◆ Information provided
┌──
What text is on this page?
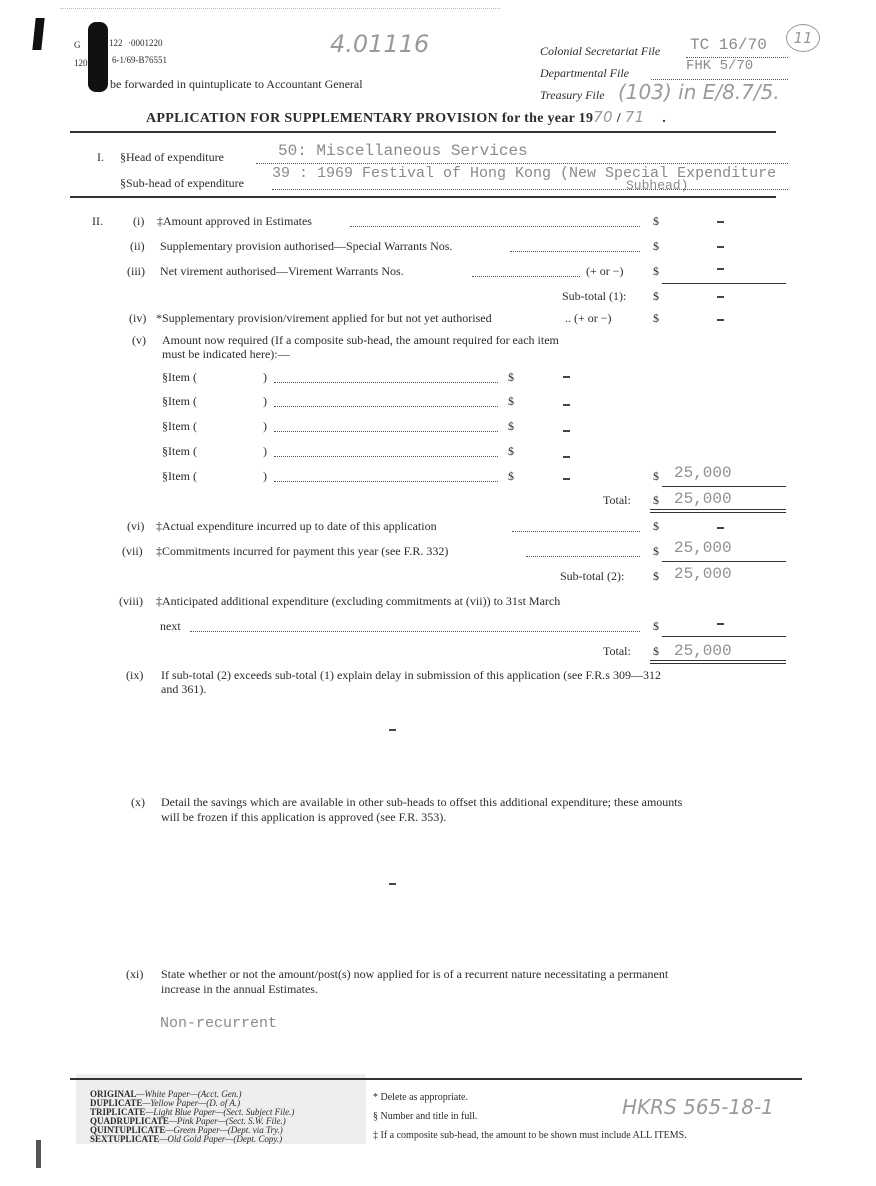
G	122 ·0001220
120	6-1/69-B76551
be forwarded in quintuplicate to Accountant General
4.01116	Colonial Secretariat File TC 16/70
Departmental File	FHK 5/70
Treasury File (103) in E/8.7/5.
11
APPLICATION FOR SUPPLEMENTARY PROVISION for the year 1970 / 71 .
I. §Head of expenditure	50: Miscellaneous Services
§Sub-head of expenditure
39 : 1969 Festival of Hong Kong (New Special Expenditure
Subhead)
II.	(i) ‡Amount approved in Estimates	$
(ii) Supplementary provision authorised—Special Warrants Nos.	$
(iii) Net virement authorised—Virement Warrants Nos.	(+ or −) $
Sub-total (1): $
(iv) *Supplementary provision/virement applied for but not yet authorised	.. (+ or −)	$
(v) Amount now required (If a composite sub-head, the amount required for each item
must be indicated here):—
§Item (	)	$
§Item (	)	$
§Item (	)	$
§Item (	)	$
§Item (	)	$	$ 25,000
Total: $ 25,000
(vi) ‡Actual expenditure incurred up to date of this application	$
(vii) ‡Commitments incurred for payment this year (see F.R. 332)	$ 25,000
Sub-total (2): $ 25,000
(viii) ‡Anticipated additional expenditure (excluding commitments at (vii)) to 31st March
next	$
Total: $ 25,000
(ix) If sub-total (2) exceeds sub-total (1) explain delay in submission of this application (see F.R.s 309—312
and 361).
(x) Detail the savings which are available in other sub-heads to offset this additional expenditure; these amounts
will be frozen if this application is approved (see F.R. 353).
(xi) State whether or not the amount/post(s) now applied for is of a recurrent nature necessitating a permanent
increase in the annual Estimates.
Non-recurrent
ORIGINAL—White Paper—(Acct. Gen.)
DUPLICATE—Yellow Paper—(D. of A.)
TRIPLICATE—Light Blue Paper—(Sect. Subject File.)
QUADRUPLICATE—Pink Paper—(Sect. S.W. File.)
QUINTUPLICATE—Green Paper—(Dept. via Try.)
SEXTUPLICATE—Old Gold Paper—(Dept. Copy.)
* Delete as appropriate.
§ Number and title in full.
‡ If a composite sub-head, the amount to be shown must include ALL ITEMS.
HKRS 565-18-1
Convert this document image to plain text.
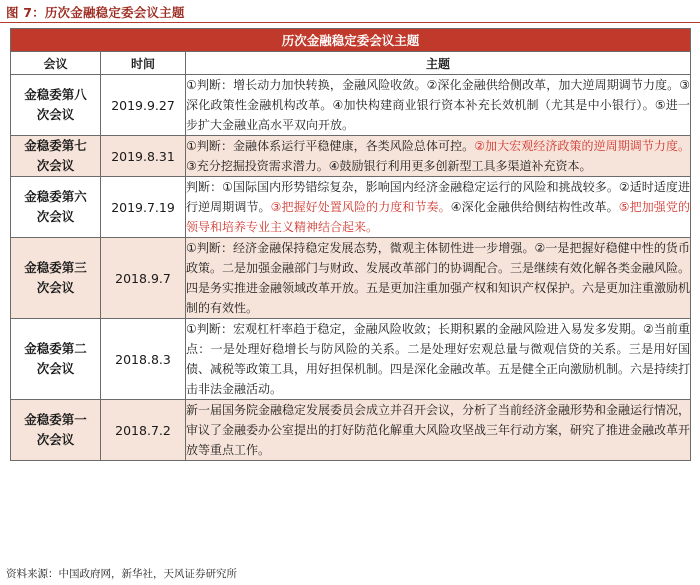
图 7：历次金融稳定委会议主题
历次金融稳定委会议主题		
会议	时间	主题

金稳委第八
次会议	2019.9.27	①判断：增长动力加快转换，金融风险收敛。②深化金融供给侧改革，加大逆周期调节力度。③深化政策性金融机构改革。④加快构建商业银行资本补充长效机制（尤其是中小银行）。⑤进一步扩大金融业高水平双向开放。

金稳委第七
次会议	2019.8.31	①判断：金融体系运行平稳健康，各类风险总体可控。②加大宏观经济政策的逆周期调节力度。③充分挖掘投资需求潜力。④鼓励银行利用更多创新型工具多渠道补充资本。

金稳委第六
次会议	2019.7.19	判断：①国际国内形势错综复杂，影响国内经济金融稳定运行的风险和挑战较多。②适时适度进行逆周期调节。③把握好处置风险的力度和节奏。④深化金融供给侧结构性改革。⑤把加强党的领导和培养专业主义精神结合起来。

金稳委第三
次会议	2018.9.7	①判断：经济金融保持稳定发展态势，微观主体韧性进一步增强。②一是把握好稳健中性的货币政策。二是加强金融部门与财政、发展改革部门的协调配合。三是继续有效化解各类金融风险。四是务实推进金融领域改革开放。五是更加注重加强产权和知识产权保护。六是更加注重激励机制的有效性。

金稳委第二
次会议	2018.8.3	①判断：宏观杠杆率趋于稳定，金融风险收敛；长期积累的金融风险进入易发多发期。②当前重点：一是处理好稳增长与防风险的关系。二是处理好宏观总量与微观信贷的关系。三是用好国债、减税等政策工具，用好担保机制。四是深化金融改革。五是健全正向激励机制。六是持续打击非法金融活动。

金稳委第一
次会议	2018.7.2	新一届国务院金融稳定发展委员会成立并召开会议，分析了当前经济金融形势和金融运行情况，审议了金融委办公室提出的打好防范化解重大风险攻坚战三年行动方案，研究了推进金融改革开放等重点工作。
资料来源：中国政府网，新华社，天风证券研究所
└──
◆ The exercise
Pictures are left out; print exactly the lines from the one holding "Convert this document image to plain text." through the last line of the listing above, both included.

◆ Response
Convert this document image to plain text.
图 7：历次金融稳定委会议主题
历次金融稳定委会议主题		
会议	时间	主题

金稳委第八
次会议	2019.9.27	①判断：增长动力加快转换，金融风险收敛。②深化金融供给侧改革，加大逆周期调节力度。③深化政策性金融机构改革。④加快构建商业银行资本补充长效机制（尤其是中小银行）。⑤进一步扩大金融业高水平双向开放。

金稳委第七
次会议	2019.8.31	①判断：金融体系运行平稳健康，各类风险总体可控。②加大宏观经济政策的逆周期调节力度。③充分挖掘投资需求潜力。④鼓励银行利用更多创新型工具多渠道补充资本。

金稳委第六
次会议	2019.7.19	判断：①国际国内形势错综复杂，影响国内经济金融稳定运行的风险和挑战较多。②适时适度进行逆周期调节。③把握好处置风险的力度和节奏。④深化金融供给侧结构性改革。⑤把加强党的领导和培养专业主义精神结合起来。

金稳委第三
次会议	2018.9.7	①判断：经济金融保持稳定发展态势，微观主体韧性进一步增强。②一是把握好稳健中性的货币政策。二是加强金融部门与财政、发展改革部门的协调配合。三是继续有效化解各类金融风险。四是务实推进金融领域改革开放。五是更加注重加强产权和知识产权保护。六是更加注重激励机制的有效性。

金稳委第二
次会议	2018.8.3	①判断：宏观杠杆率趋于稳定，金融风险收敛；长期积累的金融风险进入易发多发期。②当前重点：一是处理好稳增长与防风险的关系。二是处理好宏观总量与微观信贷的关系。三是用好国债、减税等政策工具，用好担保机制。四是深化金融改革。五是健全正向激励机制。六是持续打击非法金融活动。

金稳委第一
次会议	2018.7.2	新一届国务院金融稳定发展委员会成立并召开会议，分析了当前经济金融形势和金融运行情况，审议了金融委办公室提出的打好防范化解重大风险攻坚战三年行动方案，研究了推进金融改革开放等重点工作。
资料来源：中国政府网，新华社，天风证券研究所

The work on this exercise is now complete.